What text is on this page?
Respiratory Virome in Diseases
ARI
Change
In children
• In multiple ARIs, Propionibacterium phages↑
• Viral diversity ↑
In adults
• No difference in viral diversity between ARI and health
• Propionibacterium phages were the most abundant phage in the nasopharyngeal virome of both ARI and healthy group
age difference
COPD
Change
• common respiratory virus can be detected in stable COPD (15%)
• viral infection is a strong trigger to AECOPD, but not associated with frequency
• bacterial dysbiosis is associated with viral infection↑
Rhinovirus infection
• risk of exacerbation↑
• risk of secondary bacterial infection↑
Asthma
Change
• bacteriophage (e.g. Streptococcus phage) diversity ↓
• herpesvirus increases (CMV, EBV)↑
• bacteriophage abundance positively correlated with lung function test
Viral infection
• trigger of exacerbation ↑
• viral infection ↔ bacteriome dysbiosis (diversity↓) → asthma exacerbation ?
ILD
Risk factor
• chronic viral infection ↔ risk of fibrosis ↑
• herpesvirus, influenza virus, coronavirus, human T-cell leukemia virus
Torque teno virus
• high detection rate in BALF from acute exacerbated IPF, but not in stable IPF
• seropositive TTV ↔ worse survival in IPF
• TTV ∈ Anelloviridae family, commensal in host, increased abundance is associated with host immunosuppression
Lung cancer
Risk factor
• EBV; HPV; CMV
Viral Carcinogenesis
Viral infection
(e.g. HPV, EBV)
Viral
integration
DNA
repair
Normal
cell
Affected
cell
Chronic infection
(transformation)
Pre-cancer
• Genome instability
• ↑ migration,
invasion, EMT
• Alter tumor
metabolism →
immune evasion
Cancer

···

→ **Goal of the exercise**
Copy each line of the preceding data that contains the string "exacerbation".

→ **Exercise response**
• risk of exacerbation↑
• trigger of exacerbation ↑
• viral infection ↔ bacteriome dysbiosis (diversity↓) → asthma exacerbation ?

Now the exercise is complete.